**Exercise materials**
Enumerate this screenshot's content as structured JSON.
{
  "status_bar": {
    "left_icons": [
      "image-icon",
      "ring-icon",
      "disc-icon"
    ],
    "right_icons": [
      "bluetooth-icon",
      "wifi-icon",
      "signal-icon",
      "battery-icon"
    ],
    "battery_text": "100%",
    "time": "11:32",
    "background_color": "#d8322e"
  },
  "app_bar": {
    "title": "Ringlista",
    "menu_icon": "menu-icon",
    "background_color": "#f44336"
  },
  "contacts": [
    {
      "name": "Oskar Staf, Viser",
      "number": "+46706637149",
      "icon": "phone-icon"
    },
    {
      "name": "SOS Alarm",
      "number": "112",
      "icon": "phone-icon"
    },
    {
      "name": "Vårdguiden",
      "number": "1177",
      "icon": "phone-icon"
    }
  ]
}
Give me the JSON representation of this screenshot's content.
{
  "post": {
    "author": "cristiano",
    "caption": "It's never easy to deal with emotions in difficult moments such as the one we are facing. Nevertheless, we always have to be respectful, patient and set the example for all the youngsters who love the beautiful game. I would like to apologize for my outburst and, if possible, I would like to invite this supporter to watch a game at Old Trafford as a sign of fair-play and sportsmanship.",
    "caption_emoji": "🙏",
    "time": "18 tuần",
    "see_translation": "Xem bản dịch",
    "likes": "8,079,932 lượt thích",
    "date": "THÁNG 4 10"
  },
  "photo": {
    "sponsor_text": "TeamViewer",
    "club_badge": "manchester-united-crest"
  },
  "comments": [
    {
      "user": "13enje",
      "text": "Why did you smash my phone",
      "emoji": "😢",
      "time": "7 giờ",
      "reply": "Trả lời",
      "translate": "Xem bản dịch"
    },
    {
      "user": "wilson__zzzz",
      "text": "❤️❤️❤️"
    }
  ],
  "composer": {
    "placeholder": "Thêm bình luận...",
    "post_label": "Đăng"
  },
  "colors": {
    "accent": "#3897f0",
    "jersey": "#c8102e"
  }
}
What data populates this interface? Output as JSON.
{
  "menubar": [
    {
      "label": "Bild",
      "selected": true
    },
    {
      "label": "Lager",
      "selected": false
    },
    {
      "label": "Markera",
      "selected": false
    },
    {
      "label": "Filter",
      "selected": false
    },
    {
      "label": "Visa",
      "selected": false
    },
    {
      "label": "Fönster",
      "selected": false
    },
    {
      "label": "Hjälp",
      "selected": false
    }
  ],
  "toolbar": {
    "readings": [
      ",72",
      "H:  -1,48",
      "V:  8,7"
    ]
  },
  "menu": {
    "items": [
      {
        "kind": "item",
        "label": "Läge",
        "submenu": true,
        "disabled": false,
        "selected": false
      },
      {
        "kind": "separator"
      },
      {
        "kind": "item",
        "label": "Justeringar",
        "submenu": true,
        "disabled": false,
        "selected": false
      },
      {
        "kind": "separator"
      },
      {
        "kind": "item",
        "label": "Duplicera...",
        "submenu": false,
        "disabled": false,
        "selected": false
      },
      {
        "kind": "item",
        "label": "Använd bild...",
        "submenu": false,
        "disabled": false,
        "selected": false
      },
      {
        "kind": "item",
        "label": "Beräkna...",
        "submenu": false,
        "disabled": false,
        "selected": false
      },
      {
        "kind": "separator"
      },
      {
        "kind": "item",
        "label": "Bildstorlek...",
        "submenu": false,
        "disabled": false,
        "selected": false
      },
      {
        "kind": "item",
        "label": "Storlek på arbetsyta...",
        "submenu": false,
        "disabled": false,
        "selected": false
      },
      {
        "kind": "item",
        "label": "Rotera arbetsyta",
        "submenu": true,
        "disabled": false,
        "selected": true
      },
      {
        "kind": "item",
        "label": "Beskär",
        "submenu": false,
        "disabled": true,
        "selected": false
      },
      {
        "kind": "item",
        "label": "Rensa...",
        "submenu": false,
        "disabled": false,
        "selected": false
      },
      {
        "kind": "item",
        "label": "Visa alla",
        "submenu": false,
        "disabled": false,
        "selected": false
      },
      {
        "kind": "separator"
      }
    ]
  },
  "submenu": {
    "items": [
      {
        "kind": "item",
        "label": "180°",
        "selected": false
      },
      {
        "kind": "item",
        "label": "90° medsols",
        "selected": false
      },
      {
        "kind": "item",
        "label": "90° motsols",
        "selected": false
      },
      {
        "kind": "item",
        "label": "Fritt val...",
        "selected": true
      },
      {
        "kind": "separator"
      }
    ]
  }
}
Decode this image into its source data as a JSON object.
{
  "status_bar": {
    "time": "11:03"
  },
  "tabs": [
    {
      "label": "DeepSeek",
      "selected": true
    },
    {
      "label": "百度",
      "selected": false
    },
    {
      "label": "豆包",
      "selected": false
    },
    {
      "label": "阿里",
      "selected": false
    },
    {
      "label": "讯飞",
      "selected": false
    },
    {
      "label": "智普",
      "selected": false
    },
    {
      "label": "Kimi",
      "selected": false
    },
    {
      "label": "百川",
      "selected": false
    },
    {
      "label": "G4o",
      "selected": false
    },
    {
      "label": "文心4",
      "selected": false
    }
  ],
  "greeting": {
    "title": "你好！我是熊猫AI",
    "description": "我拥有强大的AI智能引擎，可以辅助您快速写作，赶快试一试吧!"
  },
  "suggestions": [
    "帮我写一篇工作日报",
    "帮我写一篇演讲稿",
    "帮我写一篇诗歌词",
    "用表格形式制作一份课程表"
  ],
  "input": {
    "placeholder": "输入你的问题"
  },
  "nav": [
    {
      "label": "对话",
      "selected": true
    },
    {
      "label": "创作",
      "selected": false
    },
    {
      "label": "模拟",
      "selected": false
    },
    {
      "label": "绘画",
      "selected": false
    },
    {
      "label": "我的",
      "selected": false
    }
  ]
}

**Instruction**
Quote only the lines from the line containing "Decode this image" through the end of the listing, please, keeping both the first and the last line.

**The response**
Decode this image into its source data as a JSON object.
{
  "status_bar": {
    "time": "11:03"
  },
  "tabs": [
    {
      "label": "DeepSeek",
      "selected": true
    },
    {
      "label": "百度",
      "selected": false
    },
    {
      "label": "豆包",
      "selected": false
    },
    {
      "label": "阿里",
      "selected": false
    },
    {
      "label": "讯飞",
      "selected": false
    },
    {
      "label": "智普",
      "selected": false
    },
    {
      "label": "Kimi",
      "selected": false
    },
    {
      "label": "百川",
      "selected": false
    },
    {
      "label": "G4o",
      "selected": false
    },
    {
      "label": "文心4",
      "selected": false
    }
  ],
  "greeting": {
    "title": "你好！我是熊猫AI",
    "description": "我拥有强大的AI智能引擎，可以辅助您快速写作，赶快试一试吧!"
  },
  "suggestions": [
    "帮我写一篇工作日报",
    "帮我写一篇演讲稿",
    "帮我写一篇诗歌词",
    "用表格形式制作一份课程表"
  ],
  "input": {
    "placeholder": "输入你的问题"
  },
  "nav": [
    {
      "label": "对话",
      "selected": true
    },
    {
      "label": "创作",
      "selected": false
    },
    {
      "label": "模拟",
      "selected": false
    },
    {
      "label": "绘画",
      "selected": false
    },
    {
      "label": "我的",
      "selected": false
    }
  ]
}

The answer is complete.